Collected data entries

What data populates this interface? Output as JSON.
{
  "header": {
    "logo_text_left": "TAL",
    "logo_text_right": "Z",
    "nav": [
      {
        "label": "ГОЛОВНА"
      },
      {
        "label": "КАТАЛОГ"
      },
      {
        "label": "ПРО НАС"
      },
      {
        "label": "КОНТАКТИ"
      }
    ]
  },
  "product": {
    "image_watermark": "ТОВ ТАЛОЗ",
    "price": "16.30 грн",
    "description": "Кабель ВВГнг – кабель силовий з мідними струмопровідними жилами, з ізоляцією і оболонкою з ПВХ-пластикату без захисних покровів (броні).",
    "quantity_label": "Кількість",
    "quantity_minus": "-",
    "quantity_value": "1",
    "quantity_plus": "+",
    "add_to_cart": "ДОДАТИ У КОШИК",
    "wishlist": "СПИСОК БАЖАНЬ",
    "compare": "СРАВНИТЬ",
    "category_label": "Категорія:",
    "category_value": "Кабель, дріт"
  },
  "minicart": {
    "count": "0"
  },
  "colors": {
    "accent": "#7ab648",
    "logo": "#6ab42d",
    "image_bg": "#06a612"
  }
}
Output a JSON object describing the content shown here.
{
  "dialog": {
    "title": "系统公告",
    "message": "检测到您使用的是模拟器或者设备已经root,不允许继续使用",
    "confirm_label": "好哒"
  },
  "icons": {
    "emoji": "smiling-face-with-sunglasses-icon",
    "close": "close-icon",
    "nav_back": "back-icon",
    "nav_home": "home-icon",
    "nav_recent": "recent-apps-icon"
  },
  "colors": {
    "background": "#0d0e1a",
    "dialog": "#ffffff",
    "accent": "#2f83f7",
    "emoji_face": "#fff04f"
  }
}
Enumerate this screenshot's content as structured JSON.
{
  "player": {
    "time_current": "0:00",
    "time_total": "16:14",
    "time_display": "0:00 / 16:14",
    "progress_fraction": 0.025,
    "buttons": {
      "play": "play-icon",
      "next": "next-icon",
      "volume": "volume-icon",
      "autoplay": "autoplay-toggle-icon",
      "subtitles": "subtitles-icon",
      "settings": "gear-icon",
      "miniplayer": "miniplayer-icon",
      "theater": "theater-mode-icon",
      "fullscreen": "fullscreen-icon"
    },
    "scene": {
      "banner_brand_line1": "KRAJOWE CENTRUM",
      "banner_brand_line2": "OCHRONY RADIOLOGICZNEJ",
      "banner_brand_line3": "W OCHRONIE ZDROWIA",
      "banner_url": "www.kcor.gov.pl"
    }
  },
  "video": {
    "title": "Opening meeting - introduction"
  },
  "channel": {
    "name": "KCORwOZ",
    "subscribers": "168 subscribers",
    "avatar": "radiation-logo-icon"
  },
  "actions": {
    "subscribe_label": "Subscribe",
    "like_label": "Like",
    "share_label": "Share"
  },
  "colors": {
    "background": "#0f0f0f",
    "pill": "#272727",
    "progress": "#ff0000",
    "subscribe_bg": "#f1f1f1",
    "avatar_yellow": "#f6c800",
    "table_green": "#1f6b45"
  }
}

Work to be completed. From the listing above, copy every line that holds the string "this".

Task result.
What data populates this interface? Output as JSON.
Enumerate this screenshot's content as structured JSON.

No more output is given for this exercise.